## STATED TASK
Below are some entries. Work out how many of their lines hold the word "Teklif", and write that number alone.

— Begin —

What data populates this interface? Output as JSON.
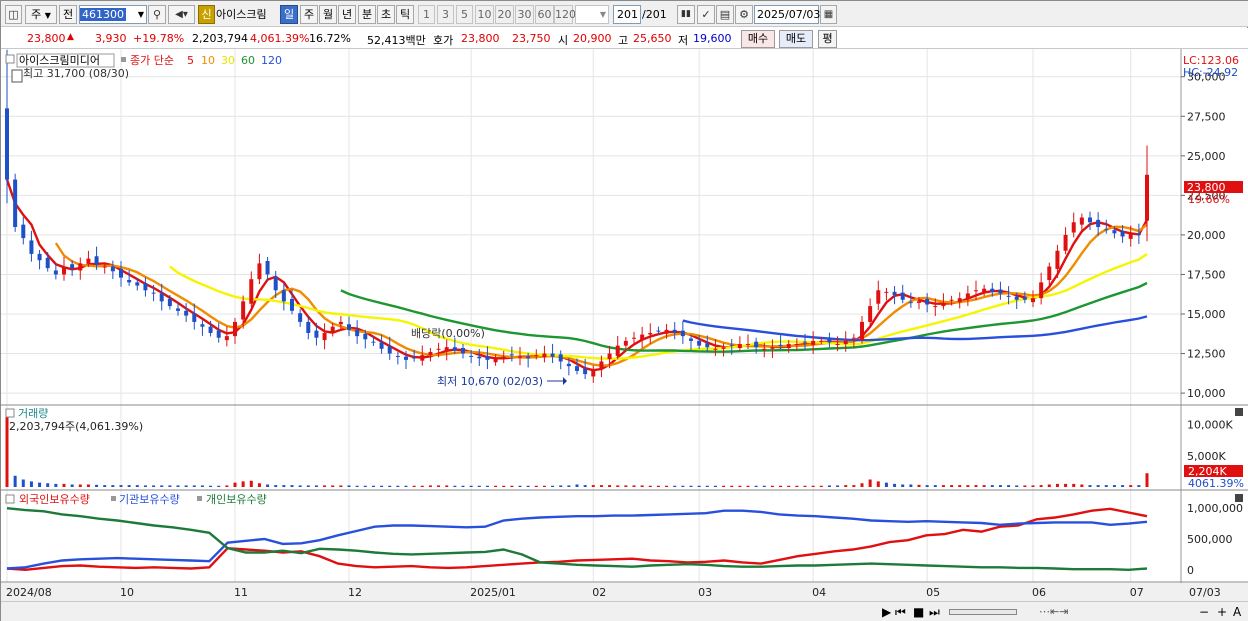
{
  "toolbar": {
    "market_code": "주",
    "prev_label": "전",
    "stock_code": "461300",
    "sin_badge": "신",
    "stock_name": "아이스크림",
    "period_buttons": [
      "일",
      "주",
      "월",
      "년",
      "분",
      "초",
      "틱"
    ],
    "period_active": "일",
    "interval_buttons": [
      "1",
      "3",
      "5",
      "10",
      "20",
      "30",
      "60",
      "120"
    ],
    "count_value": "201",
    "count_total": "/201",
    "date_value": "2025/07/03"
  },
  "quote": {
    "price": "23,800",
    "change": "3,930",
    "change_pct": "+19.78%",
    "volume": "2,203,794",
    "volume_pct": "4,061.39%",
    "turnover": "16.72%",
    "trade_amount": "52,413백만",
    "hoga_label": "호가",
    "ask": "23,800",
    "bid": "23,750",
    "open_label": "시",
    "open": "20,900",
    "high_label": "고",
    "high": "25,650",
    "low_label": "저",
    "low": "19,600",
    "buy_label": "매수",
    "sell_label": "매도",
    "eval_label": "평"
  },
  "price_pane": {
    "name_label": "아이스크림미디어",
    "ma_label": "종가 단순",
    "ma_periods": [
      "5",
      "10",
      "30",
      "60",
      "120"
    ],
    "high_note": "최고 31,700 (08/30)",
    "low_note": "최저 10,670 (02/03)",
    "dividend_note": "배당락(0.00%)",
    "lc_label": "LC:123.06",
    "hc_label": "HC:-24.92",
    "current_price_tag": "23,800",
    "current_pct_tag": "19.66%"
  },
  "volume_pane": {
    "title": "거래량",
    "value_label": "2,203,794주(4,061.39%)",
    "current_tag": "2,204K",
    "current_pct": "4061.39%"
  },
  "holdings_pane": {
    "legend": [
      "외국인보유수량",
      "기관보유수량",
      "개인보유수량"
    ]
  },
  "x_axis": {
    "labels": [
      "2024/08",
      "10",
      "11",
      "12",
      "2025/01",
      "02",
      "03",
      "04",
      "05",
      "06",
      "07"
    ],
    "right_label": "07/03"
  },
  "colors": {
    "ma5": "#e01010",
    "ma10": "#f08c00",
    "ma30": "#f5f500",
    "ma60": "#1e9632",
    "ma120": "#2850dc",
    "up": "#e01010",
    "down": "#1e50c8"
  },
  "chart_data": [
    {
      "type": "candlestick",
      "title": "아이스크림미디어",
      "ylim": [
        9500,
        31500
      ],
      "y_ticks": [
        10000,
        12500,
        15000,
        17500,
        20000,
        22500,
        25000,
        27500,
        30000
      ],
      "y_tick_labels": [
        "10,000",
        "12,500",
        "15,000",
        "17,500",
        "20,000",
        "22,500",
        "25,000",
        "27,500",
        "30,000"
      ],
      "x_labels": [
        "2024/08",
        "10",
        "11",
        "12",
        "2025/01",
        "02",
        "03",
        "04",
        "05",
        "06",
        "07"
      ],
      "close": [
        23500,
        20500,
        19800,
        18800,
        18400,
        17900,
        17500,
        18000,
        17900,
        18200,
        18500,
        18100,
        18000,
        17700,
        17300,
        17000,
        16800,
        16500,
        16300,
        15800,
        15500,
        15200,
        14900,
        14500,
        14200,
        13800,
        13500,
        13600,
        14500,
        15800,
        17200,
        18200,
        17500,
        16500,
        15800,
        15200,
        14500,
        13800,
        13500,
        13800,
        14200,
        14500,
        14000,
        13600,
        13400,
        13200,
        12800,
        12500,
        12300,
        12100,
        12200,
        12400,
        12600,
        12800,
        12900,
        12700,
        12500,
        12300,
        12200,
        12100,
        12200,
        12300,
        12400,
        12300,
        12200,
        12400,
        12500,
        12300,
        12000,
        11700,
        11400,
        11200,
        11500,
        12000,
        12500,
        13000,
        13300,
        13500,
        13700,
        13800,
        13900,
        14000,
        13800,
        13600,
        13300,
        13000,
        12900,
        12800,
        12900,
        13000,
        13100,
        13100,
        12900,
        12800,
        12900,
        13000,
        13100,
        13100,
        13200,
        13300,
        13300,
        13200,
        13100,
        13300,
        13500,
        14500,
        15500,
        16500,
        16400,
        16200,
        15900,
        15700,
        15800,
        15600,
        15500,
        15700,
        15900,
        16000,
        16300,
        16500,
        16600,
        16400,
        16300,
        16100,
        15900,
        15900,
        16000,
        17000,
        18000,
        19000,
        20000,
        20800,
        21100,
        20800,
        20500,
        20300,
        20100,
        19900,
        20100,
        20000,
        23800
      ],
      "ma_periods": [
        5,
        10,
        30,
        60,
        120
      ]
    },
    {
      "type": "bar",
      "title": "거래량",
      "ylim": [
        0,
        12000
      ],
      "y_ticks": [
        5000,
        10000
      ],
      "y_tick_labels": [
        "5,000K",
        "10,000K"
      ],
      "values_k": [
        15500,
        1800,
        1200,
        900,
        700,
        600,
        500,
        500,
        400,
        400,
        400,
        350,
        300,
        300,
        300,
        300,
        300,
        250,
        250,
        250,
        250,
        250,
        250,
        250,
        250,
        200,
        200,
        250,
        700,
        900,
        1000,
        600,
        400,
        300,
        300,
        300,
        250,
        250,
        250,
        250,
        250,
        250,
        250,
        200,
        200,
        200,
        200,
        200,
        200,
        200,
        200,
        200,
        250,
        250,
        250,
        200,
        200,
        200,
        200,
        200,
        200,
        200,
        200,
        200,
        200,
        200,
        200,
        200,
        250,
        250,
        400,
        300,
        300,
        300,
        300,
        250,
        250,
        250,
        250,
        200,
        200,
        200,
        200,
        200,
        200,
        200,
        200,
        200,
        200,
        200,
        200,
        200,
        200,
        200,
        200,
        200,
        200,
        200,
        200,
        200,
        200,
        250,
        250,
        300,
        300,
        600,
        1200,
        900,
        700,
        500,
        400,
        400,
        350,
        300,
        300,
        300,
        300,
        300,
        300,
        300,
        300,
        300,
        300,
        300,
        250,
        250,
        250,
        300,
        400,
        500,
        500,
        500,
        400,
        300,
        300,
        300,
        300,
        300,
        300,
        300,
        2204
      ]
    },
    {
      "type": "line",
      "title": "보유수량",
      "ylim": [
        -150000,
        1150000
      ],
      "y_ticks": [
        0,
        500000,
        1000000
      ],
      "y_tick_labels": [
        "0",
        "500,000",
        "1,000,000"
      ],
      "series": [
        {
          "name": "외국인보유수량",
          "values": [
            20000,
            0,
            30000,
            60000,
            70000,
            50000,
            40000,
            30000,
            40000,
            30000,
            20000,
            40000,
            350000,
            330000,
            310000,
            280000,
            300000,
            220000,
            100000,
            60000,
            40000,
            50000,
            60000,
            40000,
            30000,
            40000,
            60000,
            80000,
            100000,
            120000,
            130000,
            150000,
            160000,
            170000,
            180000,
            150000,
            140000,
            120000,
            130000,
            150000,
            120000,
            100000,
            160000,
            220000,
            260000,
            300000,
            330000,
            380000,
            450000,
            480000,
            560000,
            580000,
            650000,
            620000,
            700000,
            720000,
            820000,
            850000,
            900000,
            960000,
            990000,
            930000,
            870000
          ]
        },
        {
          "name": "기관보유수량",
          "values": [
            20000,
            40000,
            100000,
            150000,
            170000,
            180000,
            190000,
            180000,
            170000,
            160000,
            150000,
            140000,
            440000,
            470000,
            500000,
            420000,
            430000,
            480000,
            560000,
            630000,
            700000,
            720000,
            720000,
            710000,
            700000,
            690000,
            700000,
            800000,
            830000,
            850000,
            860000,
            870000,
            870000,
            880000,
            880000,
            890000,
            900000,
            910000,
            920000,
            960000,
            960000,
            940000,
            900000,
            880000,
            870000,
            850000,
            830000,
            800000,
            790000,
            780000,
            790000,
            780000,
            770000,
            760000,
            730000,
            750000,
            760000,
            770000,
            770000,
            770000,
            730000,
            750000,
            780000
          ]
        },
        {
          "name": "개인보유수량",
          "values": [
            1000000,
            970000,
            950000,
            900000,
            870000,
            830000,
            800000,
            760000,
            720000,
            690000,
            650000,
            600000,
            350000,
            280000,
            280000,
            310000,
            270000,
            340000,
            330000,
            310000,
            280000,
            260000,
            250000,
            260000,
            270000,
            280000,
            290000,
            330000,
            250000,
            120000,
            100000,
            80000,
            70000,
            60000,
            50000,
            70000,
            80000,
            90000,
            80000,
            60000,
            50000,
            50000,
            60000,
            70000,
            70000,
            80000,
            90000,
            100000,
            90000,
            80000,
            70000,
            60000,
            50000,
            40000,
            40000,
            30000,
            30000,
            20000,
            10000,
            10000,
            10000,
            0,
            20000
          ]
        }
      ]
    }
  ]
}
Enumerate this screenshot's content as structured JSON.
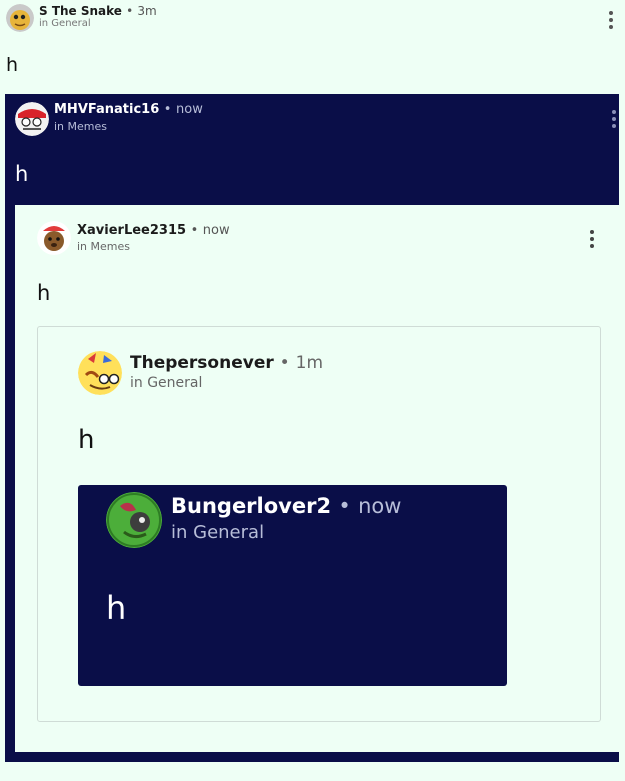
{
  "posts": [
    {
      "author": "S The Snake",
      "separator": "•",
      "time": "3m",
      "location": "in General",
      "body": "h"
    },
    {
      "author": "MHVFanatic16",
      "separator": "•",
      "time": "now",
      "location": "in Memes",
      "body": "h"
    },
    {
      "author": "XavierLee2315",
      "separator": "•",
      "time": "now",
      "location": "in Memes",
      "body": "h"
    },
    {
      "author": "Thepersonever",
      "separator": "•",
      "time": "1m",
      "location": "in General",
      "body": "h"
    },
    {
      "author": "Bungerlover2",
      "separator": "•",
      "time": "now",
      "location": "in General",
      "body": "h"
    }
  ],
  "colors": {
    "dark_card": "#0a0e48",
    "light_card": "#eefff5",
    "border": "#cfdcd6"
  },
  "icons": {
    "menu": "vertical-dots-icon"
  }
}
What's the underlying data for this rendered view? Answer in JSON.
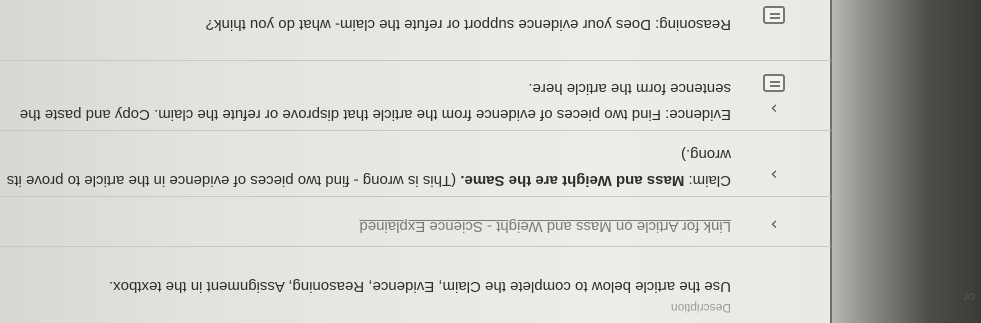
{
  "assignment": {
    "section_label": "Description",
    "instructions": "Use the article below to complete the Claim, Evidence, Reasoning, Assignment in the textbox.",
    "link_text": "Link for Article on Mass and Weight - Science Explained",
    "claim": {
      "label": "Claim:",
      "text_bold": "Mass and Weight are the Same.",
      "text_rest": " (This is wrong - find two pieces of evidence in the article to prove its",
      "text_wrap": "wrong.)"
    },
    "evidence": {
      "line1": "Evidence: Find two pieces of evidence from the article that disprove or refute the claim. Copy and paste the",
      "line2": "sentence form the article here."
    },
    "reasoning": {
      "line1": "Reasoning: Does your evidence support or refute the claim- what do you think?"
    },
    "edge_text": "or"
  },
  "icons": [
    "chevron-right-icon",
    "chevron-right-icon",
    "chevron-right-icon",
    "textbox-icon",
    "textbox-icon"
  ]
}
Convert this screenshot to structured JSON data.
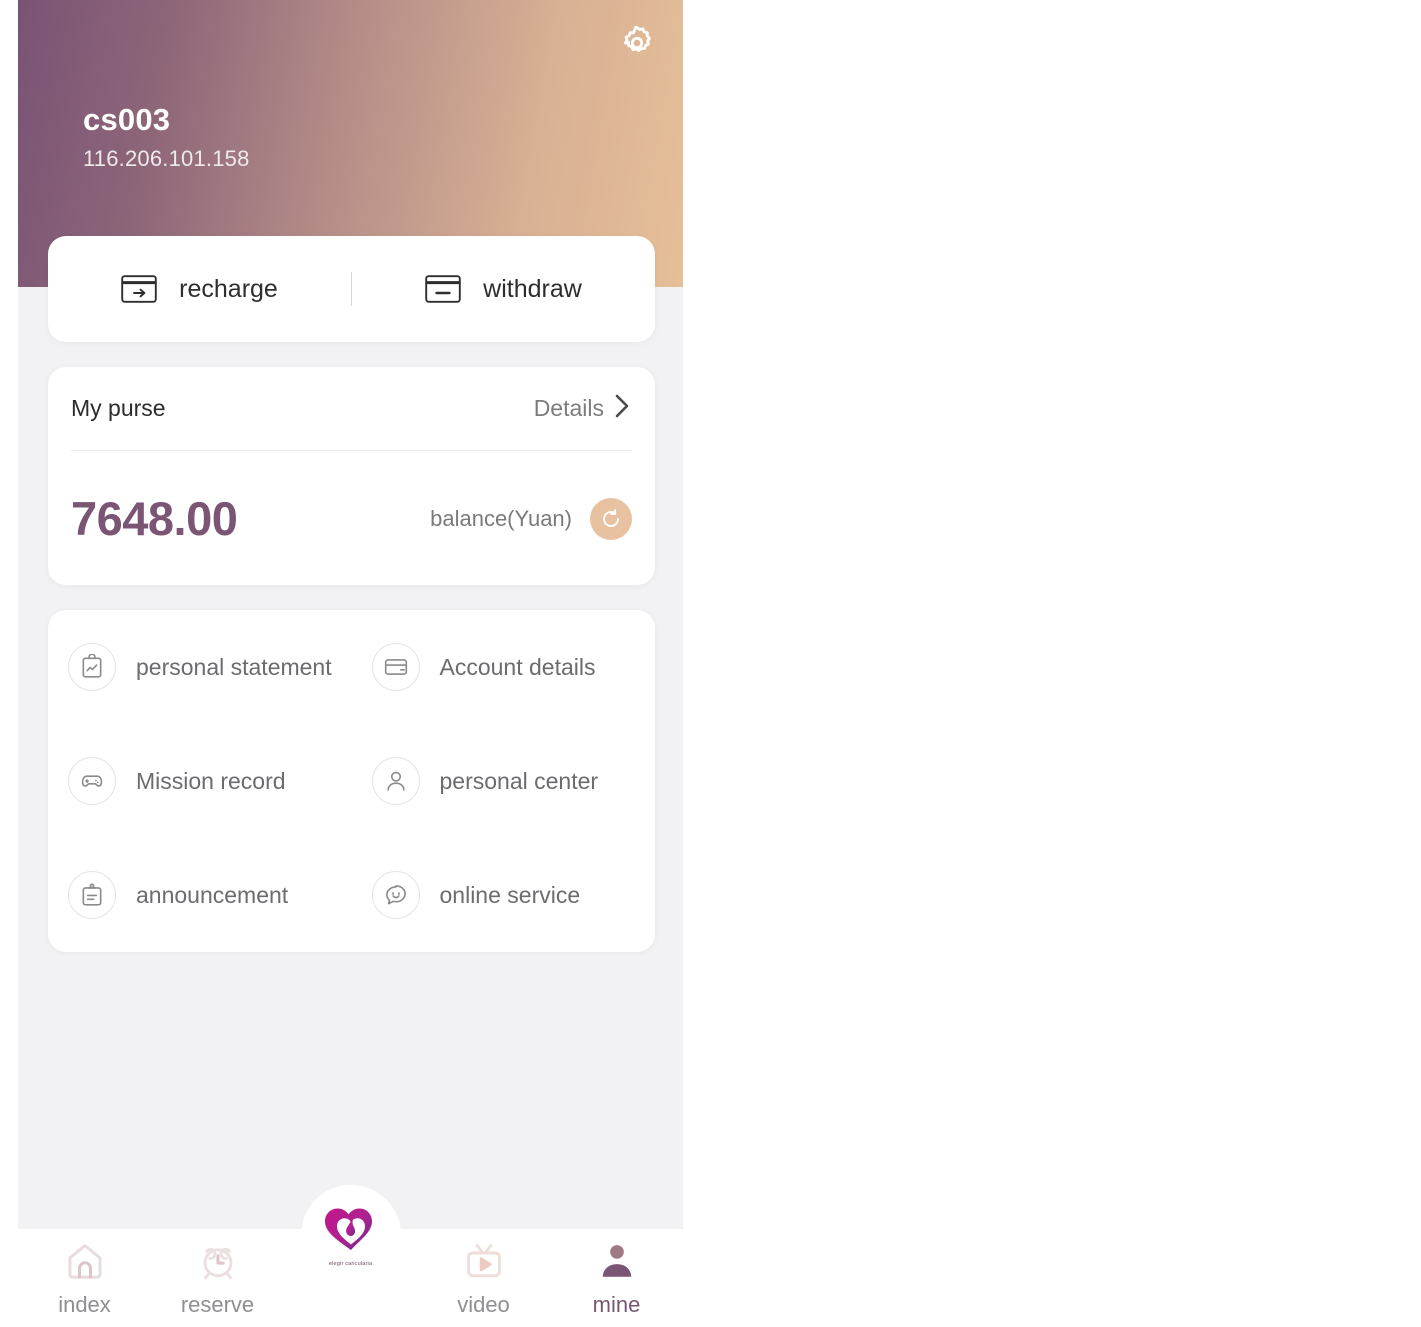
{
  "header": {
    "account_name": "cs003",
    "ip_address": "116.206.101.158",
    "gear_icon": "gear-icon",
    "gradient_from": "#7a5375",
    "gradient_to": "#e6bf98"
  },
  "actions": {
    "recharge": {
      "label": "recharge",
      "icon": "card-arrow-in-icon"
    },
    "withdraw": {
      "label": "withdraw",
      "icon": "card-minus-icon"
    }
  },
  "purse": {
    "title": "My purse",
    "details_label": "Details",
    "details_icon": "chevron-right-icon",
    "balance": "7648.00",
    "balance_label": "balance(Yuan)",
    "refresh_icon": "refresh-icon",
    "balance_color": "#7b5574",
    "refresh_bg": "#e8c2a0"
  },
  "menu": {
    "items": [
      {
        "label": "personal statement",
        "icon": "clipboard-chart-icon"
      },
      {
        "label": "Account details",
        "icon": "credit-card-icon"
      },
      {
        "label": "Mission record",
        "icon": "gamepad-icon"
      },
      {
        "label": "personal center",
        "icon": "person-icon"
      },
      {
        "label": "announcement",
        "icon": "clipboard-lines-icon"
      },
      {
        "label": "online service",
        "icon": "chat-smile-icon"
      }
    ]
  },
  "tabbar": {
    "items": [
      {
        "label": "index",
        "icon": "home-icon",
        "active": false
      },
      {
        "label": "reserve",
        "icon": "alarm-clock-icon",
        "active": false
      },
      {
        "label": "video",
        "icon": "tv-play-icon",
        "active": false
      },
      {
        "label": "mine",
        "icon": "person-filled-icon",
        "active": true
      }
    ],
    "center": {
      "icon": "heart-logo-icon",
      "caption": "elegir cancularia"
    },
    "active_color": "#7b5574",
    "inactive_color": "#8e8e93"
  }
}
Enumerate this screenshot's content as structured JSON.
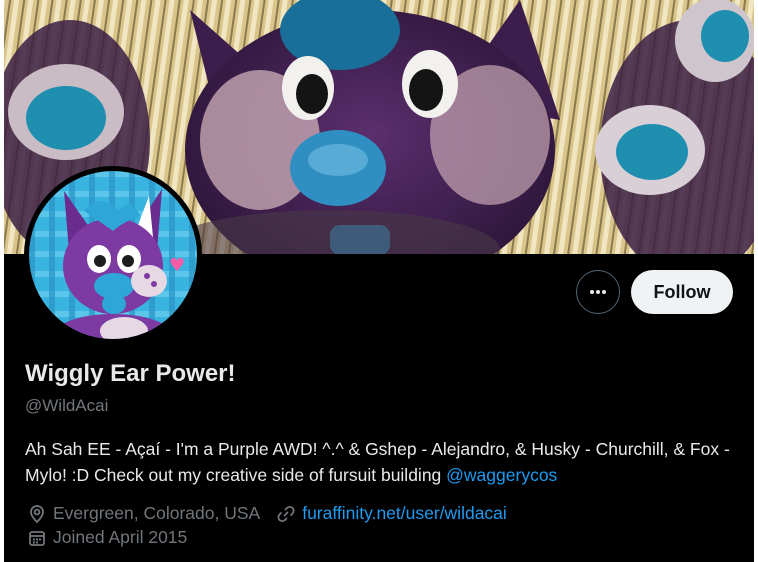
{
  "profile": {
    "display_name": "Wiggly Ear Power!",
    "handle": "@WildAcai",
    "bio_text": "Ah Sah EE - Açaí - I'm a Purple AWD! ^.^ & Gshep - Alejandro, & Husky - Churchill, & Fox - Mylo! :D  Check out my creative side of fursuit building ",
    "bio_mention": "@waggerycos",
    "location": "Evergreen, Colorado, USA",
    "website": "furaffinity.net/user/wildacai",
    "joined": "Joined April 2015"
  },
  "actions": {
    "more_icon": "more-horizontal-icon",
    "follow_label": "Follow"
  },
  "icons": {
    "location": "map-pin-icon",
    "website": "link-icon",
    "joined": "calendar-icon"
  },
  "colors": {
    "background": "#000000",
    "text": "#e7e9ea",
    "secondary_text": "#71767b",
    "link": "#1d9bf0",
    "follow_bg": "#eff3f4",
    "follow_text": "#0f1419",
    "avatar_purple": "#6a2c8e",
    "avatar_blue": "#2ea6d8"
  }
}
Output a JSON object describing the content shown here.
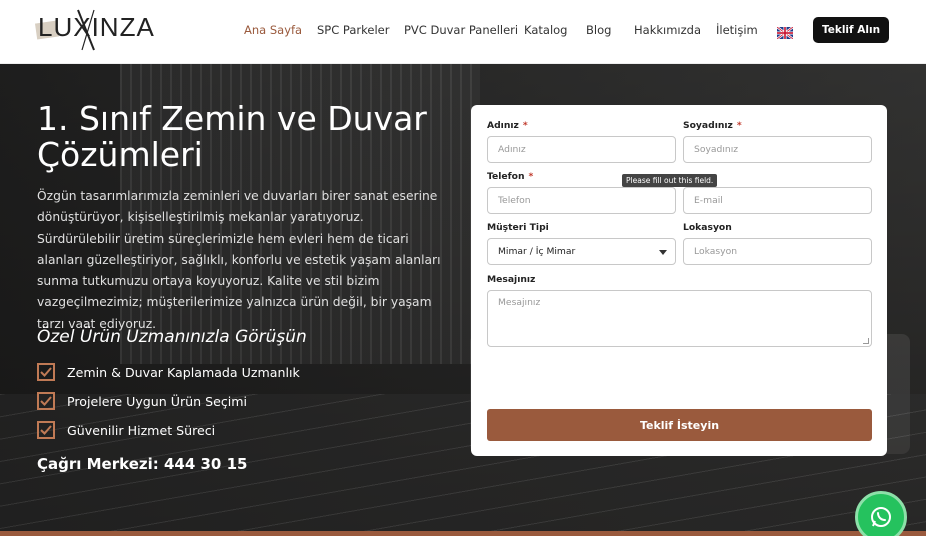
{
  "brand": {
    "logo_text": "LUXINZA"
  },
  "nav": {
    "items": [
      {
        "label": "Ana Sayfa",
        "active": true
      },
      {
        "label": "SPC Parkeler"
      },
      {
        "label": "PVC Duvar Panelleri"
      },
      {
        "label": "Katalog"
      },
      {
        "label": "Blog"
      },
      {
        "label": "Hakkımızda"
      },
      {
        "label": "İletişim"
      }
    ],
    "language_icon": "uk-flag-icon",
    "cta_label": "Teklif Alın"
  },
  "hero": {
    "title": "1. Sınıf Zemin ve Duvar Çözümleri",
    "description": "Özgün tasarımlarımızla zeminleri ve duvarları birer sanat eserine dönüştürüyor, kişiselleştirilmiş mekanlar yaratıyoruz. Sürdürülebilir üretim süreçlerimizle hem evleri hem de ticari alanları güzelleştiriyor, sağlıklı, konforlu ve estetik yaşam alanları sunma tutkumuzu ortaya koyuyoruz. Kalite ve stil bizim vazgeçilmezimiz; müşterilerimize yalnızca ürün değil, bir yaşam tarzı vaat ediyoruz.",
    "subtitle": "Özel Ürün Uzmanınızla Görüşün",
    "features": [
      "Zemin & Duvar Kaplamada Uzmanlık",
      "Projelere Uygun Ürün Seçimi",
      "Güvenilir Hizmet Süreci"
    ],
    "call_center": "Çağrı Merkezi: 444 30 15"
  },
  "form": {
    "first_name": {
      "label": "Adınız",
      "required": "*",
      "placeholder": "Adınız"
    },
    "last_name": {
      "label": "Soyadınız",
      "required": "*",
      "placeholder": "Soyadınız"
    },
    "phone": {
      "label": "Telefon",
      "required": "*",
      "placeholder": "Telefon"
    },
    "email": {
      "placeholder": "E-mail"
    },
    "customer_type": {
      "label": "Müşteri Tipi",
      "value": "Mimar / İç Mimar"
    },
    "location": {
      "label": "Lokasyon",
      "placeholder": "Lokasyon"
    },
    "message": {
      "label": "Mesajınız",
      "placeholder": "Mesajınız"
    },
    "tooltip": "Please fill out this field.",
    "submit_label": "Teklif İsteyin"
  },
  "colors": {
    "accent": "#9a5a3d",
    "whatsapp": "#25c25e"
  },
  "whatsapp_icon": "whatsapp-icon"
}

— End —

## SOLUTION TO THIS EXERCISE
2